- **Directions**: Take all the material and copy it exactly.

# START OF Input data

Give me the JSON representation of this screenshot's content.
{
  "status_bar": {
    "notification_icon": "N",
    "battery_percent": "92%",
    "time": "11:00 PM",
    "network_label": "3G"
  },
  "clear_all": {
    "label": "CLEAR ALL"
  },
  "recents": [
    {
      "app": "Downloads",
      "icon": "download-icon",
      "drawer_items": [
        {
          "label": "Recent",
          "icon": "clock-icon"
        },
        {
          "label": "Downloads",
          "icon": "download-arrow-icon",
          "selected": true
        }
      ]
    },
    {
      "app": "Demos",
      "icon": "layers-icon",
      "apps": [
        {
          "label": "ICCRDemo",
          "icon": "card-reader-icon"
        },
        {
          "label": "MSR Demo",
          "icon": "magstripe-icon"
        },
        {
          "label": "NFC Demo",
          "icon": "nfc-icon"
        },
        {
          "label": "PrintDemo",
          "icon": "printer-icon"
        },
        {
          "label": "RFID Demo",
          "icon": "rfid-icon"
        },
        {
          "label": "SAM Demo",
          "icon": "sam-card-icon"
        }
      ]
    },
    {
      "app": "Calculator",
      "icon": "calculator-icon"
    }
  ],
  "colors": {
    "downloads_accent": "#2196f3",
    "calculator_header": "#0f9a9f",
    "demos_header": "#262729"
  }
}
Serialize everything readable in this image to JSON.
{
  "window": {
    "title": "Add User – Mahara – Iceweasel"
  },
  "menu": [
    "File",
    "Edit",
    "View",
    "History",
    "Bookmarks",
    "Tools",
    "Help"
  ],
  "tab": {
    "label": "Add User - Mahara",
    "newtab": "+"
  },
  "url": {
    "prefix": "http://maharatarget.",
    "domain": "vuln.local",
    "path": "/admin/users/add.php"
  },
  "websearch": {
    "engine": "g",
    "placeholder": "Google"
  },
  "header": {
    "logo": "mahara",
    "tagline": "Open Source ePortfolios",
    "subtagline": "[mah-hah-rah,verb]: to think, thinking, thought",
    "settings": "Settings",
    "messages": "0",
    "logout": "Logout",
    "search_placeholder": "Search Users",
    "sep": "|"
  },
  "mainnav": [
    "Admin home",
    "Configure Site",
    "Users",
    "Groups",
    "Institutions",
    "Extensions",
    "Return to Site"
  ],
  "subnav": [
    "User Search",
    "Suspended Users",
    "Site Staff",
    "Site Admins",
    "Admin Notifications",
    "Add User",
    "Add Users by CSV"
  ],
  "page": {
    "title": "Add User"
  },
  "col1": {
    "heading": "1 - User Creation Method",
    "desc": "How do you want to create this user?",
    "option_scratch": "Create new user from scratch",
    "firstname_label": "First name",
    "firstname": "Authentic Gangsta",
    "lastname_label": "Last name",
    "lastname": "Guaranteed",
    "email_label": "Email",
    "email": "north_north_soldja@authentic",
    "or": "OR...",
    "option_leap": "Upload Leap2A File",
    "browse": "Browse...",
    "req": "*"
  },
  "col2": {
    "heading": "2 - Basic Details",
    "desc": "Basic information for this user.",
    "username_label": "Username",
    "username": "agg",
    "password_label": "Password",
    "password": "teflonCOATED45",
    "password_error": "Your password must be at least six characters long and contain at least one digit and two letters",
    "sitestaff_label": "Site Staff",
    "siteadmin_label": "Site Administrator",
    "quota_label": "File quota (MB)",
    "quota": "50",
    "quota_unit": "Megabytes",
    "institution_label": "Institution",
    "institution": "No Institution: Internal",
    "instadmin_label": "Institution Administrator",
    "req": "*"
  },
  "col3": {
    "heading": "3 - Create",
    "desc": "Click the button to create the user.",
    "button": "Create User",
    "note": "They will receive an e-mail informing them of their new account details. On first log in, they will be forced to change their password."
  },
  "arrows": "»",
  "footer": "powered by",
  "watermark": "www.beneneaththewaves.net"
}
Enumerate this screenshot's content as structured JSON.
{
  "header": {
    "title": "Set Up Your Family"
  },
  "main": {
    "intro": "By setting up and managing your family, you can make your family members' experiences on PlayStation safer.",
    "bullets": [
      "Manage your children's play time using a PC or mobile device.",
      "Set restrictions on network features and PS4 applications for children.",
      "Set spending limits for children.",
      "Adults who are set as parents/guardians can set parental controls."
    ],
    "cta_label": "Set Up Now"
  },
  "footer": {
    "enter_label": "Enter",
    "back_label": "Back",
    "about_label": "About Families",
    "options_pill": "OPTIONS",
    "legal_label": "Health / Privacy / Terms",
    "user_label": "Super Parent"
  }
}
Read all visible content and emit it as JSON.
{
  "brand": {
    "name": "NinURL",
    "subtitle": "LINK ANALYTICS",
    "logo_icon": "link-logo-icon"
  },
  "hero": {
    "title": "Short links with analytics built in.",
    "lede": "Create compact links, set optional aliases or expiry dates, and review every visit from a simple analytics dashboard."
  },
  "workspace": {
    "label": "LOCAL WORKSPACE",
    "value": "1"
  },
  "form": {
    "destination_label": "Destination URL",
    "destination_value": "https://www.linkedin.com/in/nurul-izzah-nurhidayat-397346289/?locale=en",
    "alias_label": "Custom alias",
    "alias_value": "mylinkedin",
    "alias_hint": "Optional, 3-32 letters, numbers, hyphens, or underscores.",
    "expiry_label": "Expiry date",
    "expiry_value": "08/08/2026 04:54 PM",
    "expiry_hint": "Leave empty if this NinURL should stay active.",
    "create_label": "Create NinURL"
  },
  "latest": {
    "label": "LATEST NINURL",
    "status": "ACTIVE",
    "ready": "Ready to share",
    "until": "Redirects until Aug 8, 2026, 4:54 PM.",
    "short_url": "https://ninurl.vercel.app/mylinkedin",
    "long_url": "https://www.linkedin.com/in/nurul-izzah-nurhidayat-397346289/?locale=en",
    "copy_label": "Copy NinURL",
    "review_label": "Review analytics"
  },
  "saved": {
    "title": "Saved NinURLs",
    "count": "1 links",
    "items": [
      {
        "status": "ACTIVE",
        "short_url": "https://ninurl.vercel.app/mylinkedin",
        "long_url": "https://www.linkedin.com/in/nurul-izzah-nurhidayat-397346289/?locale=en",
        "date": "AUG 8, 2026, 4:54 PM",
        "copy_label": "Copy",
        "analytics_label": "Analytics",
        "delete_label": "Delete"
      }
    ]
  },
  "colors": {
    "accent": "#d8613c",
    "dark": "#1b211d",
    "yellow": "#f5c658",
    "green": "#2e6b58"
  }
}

# END OF Input data

- **Reply to the task**:
Give me the JSON representation of this screenshot's content.
{
  "status_bar": {
    "notification_icon": "N",
    "battery_percent": "92%",
    "time": "11:00 PM",
    "network_label": "3G"
  },
  "clear_all": {
    "label": "CLEAR ALL"
  },
  "recents": [
    {
      "app": "Downloads",
      "icon": "download-icon",
      "drawer_items": [
        {
          "label": "Recent",
          "icon": "clock-icon"
        },
        {
          "label": "Downloads",
          "icon": "download-arrow-icon",
          "selected": true
        }
      ]
    },
    {
      "app": "Demos",
      "icon": "layers-icon",
      "apps": [
        {
          "label": "ICCRDemo",
          "icon": "card-reader-icon"
        },
        {
          "label": "MSR Demo",
          "icon": "magstripe-icon"
        },
        {
          "label": "NFC Demo",
          "icon": "nfc-icon"
        },
        {
          "label": "PrintDemo",
          "icon": "printer-icon"
        },
        {
          "label": "RFID Demo",
          "icon": "rfid-icon"
        },
        {
          "label": "SAM Demo",
          "icon": "sam-card-icon"
        }
      ]
    },
    {
      "app": "Calculator",
      "icon": "calculator-icon"
    }
  ],
  "colors": {
    "downloads_accent": "#2196f3",
    "calculator_header": "#0f9a9f",
    "demos_header": "#262729"
  }
}
Serialize everything readable in this image to JSON.
{
  "window": {
    "title": "Add User – Mahara – Iceweasel"
  },
  "menu": [
    "File",
    "Edit",
    "View",
    "History",
    "Bookmarks",
    "Tools",
    "Help"
  ],
  "tab": {
    "label": "Add User - Mahara",
    "newtab": "+"
  },
  "url": {
    "prefix": "http://maharatarget.",
    "domain": "vuln.local",
    "path": "/admin/users/add.php"
  },
  "websearch": {
    "engine": "g",
    "placeholder": "Google"
  },
  "header": {
    "logo": "mahara",
    "tagline": "Open Source ePortfolios",
    "subtagline": "[mah-hah-rah,verb]: to think, thinking, thought",
    "settings": "Settings",
    "messages": "0",
    "logout": "Logout",
    "search_placeholder": "Search Users",
    "sep": "|"
  },
  "mainnav": [
    "Admin home",
    "Configure Site",
    "Users",
    "Groups",
    "Institutions",
    "Extensions",
    "Return to Site"
  ],
  "subnav": [
    "User Search",
    "Suspended Users",
    "Site Staff",
    "Site Admins",
    "Admin Notifications",
    "Add User",
    "Add Users by CSV"
  ],
  "page": {
    "title": "Add User"
  },
  "col1": {
    "heading": "1 - User Creation Method",
    "desc": "How do you want to create this user?",
    "option_scratch": "Create new user from scratch",
    "firstname_label": "First name",
    "firstname": "Authentic Gangsta",
    "lastname_label": "Last name",
    "lastname": "Guaranteed",
    "email_label": "Email",
    "email": "north_north_soldja@authentic",
    "or": "OR...",
    "option_leap": "Upload Leap2A File",
    "browse": "Browse...",
    "req": "*"
  },
  "col2": {
    "heading": "2 - Basic Details",
    "desc": "Basic information for this user.",
    "username_label": "Username",
    "username": "agg",
    "password_label": "Password",
    "password": "teflonCOATED45",
    "password_error": "Your password must be at least six characters long and contain at least one digit and two letters",
    "sitestaff_label": "Site Staff",
    "siteadmin_label": "Site Administrator",
    "quota_label": "File quota (MB)",
    "quota": "50",
    "quota_unit": "Megabytes",
    "institution_label": "Institution",
    "institution": "No Institution: Internal",
    "instadmin_label": "Institution Administrator",
    "req": "*"
  },
  "col3": {
    "heading": "3 - Create",
    "desc": "Click the button to create the user.",
    "button": "Create User",
    "note": "They will receive an e-mail informing them of their new account details. On first log in, they will be forced to change their password."
  },
  "arrows": "»",
  "footer": "powered by",
  "watermark": "www.beneneaththewaves.net"
}
Enumerate this screenshot's content as structured JSON.
{
  "header": {
    "title": "Set Up Your Family"
  },
  "main": {
    "intro": "By setting up and managing your family, you can make your family members' experiences on PlayStation safer.",
    "bullets": [
      "Manage your children's play time using a PC or mobile device.",
      "Set restrictions on network features and PS4 applications for children.",
      "Set spending limits for children.",
      "Adults who are set as parents/guardians can set parental controls."
    ],
    "cta_label": "Set Up Now"
  },
  "footer": {
    "enter_label": "Enter",
    "back_label": "Back",
    "about_label": "About Families",
    "options_pill": "OPTIONS",
    "legal_label": "Health / Privacy / Terms",
    "user_label": "Super Parent"
  }
}
Read all visible content and emit it as JSON.
{
  "brand": {
    "name": "NinURL",
    "subtitle": "LINK ANALYTICS",
    "logo_icon": "link-logo-icon"
  },
  "hero": {
    "title": "Short links with analytics built in.",
    "lede": "Create compact links, set optional aliases or expiry dates, and review every visit from a simple analytics dashboard."
  },
  "workspace": {
    "label": "LOCAL WORKSPACE",
    "value": "1"
  },
  "form": {
    "destination_label": "Destination URL",
    "destination_value": "https://www.linkedin.com/in/nurul-izzah-nurhidayat-397346289/?locale=en",
    "alias_label": "Custom alias",
    "alias_value": "mylinkedin",
    "alias_hint": "Optional, 3-32 letters, numbers, hyphens, or underscores.",
    "expiry_label": "Expiry date",
    "expiry_value": "08/08/2026 04:54 PM",
    "expiry_hint": "Leave empty if this NinURL should stay active.",
    "create_label": "Create NinURL"
  },
  "latest": {
    "label": "LATEST NINURL",
    "status": "ACTIVE",
    "ready": "Ready to share",
    "until": "Redirects until Aug 8, 2026, 4:54 PM.",
    "short_url": "https://ninurl.vercel.app/mylinkedin",
    "long_url": "https://www.linkedin.com/in/nurul-izzah-nurhidayat-397346289/?locale=en",
    "copy_label": "Copy NinURL",
    "review_label": "Review analytics"
  },
  "saved": {
    "title": "Saved NinURLs",
    "count": "1 links",
    "items": [
      {
        "status": "ACTIVE",
        "short_url": "https://ninurl.vercel.app/mylinkedin",
        "long_url": "https://www.linkedin.com/in/nurul-izzah-nurhidayat-397346289/?locale=en",
        "date": "AUG 8, 2026, 4:54 PM",
        "copy_label": "Copy",
        "analytics_label": "Analytics",
        "delete_label": "Delete"
      }
    ]
  },
  "colors": {
    "accent": "#d8613c",
    "dark": "#1b211d",
    "yellow": "#f5c658",
    "green": "#2e6b58"
  }
}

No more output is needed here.